# START OF The input

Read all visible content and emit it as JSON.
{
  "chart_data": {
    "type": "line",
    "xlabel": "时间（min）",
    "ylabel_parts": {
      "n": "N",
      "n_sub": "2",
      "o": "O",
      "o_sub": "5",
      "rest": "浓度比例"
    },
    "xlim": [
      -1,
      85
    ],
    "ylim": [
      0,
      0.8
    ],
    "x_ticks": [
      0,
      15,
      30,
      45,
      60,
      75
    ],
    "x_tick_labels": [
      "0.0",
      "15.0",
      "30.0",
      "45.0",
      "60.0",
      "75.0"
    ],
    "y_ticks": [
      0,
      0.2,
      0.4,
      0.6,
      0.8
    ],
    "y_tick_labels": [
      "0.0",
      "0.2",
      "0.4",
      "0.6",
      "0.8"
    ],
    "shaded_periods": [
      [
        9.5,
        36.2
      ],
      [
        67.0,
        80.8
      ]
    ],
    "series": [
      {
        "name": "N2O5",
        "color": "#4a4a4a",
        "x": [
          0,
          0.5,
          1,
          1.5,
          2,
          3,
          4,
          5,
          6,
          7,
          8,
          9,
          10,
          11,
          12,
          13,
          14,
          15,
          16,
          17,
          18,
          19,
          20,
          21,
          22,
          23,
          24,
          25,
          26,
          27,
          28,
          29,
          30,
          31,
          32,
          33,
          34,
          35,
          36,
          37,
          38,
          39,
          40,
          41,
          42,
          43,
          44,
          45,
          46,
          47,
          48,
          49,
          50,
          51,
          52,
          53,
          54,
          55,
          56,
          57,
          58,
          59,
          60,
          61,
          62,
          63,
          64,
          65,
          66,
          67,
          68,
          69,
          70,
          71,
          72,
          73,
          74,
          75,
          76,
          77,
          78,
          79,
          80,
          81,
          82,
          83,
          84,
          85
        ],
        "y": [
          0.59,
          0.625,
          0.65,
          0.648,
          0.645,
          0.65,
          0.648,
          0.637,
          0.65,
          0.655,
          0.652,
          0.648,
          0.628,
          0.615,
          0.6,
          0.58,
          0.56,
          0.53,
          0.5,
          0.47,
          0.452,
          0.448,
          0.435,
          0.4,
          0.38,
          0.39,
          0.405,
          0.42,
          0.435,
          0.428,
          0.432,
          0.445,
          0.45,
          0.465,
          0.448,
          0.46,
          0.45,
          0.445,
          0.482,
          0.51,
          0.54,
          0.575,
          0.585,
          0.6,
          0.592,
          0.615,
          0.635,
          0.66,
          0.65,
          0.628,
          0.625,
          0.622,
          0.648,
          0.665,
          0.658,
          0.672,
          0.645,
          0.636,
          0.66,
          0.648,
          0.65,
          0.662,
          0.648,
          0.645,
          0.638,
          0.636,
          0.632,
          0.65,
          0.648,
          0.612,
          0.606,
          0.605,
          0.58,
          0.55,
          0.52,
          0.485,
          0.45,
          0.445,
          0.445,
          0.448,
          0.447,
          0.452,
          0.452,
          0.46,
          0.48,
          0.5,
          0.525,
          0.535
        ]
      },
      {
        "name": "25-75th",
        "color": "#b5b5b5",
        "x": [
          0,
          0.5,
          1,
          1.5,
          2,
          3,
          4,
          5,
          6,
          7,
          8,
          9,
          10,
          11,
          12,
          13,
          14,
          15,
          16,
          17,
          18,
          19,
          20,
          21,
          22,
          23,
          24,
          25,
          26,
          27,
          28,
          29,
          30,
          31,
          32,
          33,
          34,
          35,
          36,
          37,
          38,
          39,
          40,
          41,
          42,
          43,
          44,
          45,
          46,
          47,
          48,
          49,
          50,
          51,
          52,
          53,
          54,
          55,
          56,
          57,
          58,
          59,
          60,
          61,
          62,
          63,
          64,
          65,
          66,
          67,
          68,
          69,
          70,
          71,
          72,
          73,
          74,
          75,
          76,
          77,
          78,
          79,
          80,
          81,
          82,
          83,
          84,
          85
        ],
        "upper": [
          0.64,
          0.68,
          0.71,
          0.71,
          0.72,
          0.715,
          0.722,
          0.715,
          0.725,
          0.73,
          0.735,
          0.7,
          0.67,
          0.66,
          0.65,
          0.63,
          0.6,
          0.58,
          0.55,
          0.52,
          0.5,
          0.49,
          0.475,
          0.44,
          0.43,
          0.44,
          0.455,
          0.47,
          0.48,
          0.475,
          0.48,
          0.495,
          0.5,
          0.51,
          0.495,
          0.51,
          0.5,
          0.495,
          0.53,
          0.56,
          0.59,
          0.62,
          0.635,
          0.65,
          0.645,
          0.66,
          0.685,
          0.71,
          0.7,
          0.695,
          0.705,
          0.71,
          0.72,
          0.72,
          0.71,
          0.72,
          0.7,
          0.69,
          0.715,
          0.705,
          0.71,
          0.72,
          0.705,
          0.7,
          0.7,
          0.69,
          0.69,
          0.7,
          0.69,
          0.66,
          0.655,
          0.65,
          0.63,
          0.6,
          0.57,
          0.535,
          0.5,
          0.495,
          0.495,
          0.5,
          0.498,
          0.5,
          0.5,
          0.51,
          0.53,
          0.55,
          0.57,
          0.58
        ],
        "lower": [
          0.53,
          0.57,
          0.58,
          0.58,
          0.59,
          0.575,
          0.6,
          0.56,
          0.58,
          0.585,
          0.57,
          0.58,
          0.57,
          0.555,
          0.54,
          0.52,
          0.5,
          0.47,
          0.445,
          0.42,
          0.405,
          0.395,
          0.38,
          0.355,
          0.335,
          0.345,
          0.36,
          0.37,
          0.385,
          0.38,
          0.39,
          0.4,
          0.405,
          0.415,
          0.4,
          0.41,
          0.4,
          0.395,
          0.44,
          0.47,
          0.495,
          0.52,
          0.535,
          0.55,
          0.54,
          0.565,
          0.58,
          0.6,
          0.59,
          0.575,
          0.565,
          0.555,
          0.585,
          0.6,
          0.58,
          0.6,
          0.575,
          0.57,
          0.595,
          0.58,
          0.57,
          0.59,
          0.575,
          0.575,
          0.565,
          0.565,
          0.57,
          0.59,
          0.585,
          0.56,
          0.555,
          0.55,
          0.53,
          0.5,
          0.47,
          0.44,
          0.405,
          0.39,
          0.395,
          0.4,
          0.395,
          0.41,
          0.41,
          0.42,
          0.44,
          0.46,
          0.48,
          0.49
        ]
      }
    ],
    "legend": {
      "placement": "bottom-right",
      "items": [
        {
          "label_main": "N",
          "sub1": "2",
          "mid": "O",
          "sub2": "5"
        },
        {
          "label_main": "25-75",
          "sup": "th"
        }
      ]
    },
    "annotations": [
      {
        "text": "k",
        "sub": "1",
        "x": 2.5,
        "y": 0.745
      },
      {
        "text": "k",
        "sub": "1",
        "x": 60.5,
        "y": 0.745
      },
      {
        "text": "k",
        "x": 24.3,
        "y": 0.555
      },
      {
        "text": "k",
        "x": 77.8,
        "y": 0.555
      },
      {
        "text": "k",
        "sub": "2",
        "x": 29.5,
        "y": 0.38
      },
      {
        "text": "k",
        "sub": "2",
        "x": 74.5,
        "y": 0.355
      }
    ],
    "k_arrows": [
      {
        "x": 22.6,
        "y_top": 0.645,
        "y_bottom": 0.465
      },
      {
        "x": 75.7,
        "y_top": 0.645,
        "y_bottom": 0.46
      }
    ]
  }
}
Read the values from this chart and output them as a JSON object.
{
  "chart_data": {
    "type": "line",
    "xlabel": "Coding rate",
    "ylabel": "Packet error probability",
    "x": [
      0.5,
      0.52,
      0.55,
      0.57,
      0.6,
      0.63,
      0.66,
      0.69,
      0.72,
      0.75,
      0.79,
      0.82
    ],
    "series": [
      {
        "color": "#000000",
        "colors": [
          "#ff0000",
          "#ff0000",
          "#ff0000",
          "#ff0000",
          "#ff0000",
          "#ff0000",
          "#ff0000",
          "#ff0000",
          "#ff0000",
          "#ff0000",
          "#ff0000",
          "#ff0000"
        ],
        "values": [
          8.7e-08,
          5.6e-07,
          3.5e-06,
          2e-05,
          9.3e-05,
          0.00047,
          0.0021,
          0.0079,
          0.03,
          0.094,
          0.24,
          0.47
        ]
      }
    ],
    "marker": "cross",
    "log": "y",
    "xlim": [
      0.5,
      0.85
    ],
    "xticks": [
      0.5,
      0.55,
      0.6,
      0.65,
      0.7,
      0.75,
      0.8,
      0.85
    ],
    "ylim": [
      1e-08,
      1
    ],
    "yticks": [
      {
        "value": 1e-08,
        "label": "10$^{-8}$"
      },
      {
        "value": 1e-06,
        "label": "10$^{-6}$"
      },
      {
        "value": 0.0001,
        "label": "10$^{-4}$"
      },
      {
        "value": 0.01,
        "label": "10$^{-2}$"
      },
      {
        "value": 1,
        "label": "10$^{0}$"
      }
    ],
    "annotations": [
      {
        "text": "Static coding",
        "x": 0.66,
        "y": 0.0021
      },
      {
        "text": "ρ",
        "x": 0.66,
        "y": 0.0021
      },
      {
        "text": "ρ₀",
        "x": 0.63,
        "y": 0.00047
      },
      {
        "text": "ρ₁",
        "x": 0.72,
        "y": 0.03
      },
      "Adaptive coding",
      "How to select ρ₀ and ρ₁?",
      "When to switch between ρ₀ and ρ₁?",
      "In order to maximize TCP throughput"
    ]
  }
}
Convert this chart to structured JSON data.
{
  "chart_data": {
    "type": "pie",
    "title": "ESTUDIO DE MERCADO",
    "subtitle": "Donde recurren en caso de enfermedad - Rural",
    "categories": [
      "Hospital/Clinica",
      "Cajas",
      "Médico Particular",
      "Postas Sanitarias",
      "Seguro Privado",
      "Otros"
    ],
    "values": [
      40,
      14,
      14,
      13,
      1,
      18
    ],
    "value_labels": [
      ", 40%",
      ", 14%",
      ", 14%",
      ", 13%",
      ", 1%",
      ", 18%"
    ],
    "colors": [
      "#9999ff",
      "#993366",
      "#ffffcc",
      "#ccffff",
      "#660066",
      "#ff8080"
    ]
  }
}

# END OF The input

→ **What is expected**
On how many lines does the word "this" appear? Answer with only the number.

→ **Answer below**
2